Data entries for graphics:
##############################
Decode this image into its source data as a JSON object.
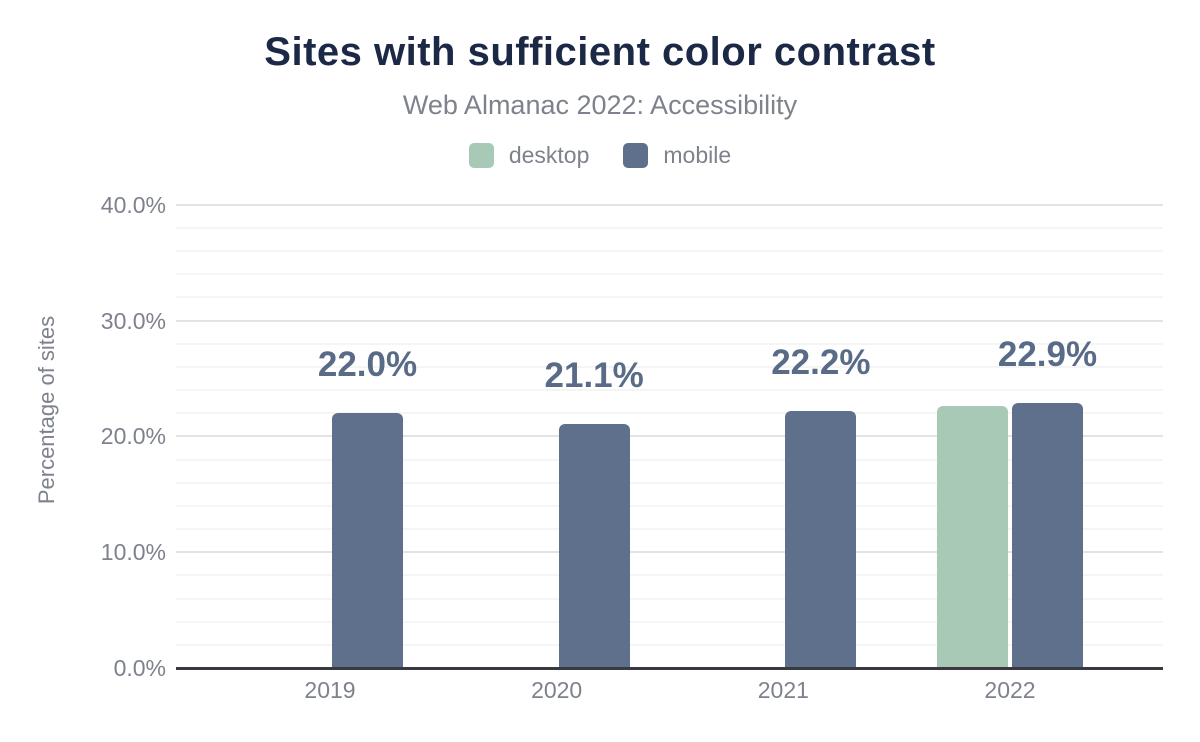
{
  "header": {
    "title": "Sites with sufficient color contrast",
    "subtitle": "Web Almanac 2022: Accessibility"
  },
  "legend": {
    "position": "top",
    "items": [
      {
        "label": "desktop",
        "color": "#a8c9b5"
      },
      {
        "label": "mobile",
        "color": "#5e708c"
      }
    ]
  },
  "axes": {
    "y_title": "Percentage of sites",
    "y_tick_labels": [
      "0.0%",
      "10.0%",
      "20.0%",
      "30.0%",
      "40.0%"
    ],
    "x_tick_labels": [
      "2019",
      "2020",
      "2021",
      "2022"
    ]
  },
  "chart_data": {
    "type": "bar",
    "title": "Sites with sufficient color contrast",
    "subtitle": "Web Almanac 2022: Accessibility",
    "categories": [
      "2019",
      "2020",
      "2021",
      "2022"
    ],
    "series": [
      {
        "name": "desktop",
        "color": "#a8c9b5",
        "values": [
          null,
          null,
          null,
          22.6
        ]
      },
      {
        "name": "mobile",
        "color": "#5e708c",
        "values": [
          22.0,
          21.1,
          22.2,
          22.9
        ]
      }
    ],
    "data_labels": [
      "22.0%",
      "21.1%",
      "22.2%",
      "22.9%"
    ],
    "data_labels_series": "mobile",
    "xlabel": "",
    "ylabel": "Percentage of sites",
    "ylim": [
      0,
      40
    ],
    "ytick_step": 10,
    "ytick_labels": [
      "0.0%",
      "10.0%",
      "20.0%",
      "30.0%",
      "40.0%"
    ],
    "grid": {
      "major_step": 10,
      "minor_step": 2,
      "visible": true
    },
    "legend_position": "top"
  },
  "colors": {
    "title": "#1b2946",
    "subtitle": "#7d828c",
    "tick_label": "#7d828c",
    "data_label": "#5a6b87",
    "axis_line": "#393941",
    "grid_major": "#e3e3e3",
    "grid_minor": "#f5f5f5",
    "background": "#ffffff",
    "desktop": "#a8c9b5",
    "mobile": "#5e708c"
  }
}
##############################
- Written request -
Respond with nothing but the number of lines in the entries that contain the string "mobile".

- Exercise response -
4